• Direction:
Repeat everything in the material exactly.
---+---
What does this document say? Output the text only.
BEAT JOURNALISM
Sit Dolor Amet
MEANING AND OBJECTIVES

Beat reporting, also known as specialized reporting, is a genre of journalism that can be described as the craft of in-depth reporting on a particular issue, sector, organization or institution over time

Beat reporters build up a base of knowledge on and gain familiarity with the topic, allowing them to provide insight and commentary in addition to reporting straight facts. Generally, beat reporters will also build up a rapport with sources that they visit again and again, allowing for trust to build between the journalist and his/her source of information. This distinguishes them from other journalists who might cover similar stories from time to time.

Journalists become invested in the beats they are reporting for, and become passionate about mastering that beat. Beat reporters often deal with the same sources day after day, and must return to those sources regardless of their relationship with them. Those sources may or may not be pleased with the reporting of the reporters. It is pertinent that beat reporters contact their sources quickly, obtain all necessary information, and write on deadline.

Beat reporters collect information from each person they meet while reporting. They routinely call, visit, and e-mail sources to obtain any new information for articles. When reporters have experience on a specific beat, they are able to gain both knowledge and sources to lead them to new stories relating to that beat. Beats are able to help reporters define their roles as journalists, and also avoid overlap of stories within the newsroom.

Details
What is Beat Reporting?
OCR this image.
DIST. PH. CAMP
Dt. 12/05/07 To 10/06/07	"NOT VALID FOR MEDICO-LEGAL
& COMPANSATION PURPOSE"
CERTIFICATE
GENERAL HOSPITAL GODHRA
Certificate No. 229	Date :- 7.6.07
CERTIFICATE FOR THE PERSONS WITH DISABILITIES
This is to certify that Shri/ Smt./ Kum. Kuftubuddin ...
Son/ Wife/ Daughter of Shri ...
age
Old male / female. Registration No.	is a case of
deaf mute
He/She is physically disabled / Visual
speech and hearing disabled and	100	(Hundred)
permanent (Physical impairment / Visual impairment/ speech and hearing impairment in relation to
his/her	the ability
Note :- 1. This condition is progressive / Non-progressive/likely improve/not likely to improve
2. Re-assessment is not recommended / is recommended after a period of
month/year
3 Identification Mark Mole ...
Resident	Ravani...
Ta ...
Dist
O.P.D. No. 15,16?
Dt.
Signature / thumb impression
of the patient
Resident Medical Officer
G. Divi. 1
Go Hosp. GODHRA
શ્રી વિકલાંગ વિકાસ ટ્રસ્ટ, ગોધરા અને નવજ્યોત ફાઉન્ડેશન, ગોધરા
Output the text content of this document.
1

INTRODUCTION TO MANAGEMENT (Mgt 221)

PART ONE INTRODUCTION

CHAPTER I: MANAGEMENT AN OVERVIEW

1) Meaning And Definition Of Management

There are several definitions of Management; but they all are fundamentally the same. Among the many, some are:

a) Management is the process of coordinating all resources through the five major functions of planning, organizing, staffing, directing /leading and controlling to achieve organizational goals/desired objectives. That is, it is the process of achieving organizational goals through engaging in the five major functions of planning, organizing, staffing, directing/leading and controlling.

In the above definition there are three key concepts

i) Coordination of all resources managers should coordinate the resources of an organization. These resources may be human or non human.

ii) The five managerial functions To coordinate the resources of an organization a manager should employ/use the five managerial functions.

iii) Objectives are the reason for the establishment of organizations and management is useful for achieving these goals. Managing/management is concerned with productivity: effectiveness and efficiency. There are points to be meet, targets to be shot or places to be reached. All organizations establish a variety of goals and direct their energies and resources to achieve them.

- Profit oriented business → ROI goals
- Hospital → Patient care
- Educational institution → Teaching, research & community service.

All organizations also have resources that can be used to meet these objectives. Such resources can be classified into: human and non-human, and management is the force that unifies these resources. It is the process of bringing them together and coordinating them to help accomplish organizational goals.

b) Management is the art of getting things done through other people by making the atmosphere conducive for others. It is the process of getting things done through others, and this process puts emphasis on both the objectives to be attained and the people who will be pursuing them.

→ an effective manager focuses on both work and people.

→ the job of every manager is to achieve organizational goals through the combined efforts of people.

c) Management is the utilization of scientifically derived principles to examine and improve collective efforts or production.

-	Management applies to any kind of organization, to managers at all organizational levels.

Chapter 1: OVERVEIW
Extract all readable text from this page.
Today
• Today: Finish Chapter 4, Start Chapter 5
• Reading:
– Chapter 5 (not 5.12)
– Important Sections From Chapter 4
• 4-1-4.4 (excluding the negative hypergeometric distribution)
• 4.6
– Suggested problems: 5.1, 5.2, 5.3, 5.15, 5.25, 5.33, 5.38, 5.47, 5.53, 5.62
---+---
• Solution to the exercise:
What does this document say? Output the text only.
BEAT JOURNALISM
Sit Dolor Amet
MEANING AND OBJECTIVES

Beat reporting, also known as specialized reporting, is a genre of journalism that can be described as the craft of in-depth reporting on a particular issue, sector, organization or institution over time

Beat reporters build up a base of knowledge on and gain familiarity with the topic, allowing them to provide insight and commentary in addition to reporting straight facts. Generally, beat reporters will also build up a rapport with sources that they visit again and again, allowing for trust to build between the journalist and his/her source of information. This distinguishes them from other journalists who might cover similar stories from time to time.

Journalists become invested in the beats they are reporting for, and become passionate about mastering that beat. Beat reporters often deal with the same sources day after day, and must return to those sources regardless of their relationship with them. Those sources may or may not be pleased with the reporting of the reporters. It is pertinent that beat reporters contact their sources quickly, obtain all necessary information, and write on deadline.

Beat reporters collect information from each person they meet while reporting. They routinely call, visit, and e-mail sources to obtain any new information for articles. When reporters have experience on a specific beat, they are able to gain both knowledge and sources to lead them to new stories relating to that beat. Beats are able to help reporters define their roles as journalists, and also avoid overlap of stories within the newsroom.

Details
What is Beat Reporting?
OCR this image.
DIST. PH. CAMP
Dt. 12/05/07 To 10/06/07	"NOT VALID FOR MEDICO-LEGAL
& COMPANSATION PURPOSE"
CERTIFICATE
GENERAL HOSPITAL GODHRA
Certificate No. 229	Date :- 7.6.07
CERTIFICATE FOR THE PERSONS WITH DISABILITIES
This is to certify that Shri/ Smt./ Kum. Kuftubuddin ...
Son/ Wife/ Daughter of Shri ...
age
Old male / female. Registration No.	is a case of
deaf mute
He/She is physically disabled / Visual
speech and hearing disabled and	100	(Hundred)
permanent (Physical impairment / Visual impairment/ speech and hearing impairment in relation to
his/her	the ability
Note :- 1. This condition is progressive / Non-progressive/likely improve/not likely to improve
2. Re-assessment is not recommended / is recommended after a period of
month/year
3 Identification Mark Mole ...
Resident	Ravani...
Ta ...
Dist
O.P.D. No. 15,16?
Dt.
Signature / thumb impression
of the patient
Resident Medical Officer
G. Divi. 1
Go Hosp. GODHRA
શ્રી વિકલાંગ વિકાસ ટ્રસ્ટ, ગોધરા અને નવજ્યોત ફાઉન્ડેશન, ગોધરા
Output the text content of this document.
1

INTRODUCTION TO MANAGEMENT (Mgt 221)

PART ONE INTRODUCTION

CHAPTER I: MANAGEMENT AN OVERVIEW

1) Meaning And Definition Of Management

There are several definitions of Management; but they all are fundamentally the same. Among the many, some are:

a) Management is the process of coordinating all resources through the five major functions of planning, organizing, staffing, directing /leading and controlling to achieve organizational goals/desired objectives. That is, it is the process of achieving organizational goals through engaging in the five major functions of planning, organizing, staffing, directing/leading and controlling.

In the above definition there are three key concepts

i) Coordination of all resources managers should coordinate the resources of an organization. These resources may be human or non human.

ii) The five managerial functions To coordinate the resources of an organization a manager should employ/use the five managerial functions.

iii) Objectives are the reason for the establishment of organizations and management is useful for achieving these goals. Managing/management is concerned with productivity: effectiveness and efficiency. There are points to be meet, targets to be shot or places to be reached. All organizations establish a variety of goals and direct their energies and resources to achieve them.

- Profit oriented business → ROI goals
- Hospital → Patient care
- Educational institution → Teaching, research & community service.

All organizations also have resources that can be used to meet these objectives. Such resources can be classified into: human and non-human, and management is the force that unifies these resources. It is the process of bringing them together and coordinating them to help accomplish organizational goals.

b) Management is the art of getting things done through other people by making the atmosphere conducive for others. It is the process of getting things done through others, and this process puts emphasis on both the objectives to be attained and the people who will be pursuing them.

→ an effective manager focuses on both work and people.

→ the job of every manager is to achieve organizational goals through the combined efforts of people.

c) Management is the utilization of scientifically derived principles to examine and improve collective efforts or production.

-	Management applies to any kind of organization, to managers at all organizational levels.

Chapter 1: OVERVEIW
Extract all readable text from this page.
Today
• Today: Finish Chapter 4, Start Chapter 5
• Reading:
– Chapter 5 (not 5.12)
– Important Sections From Chapter 4
• 4-1-4.4 (excluding the negative hypergeometric distribution)
• 4.6
– Suggested problems: 5.1, 5.2, 5.3, 5.15, 5.25, 5.33, 5.38, 5.47, 5.53, 5.62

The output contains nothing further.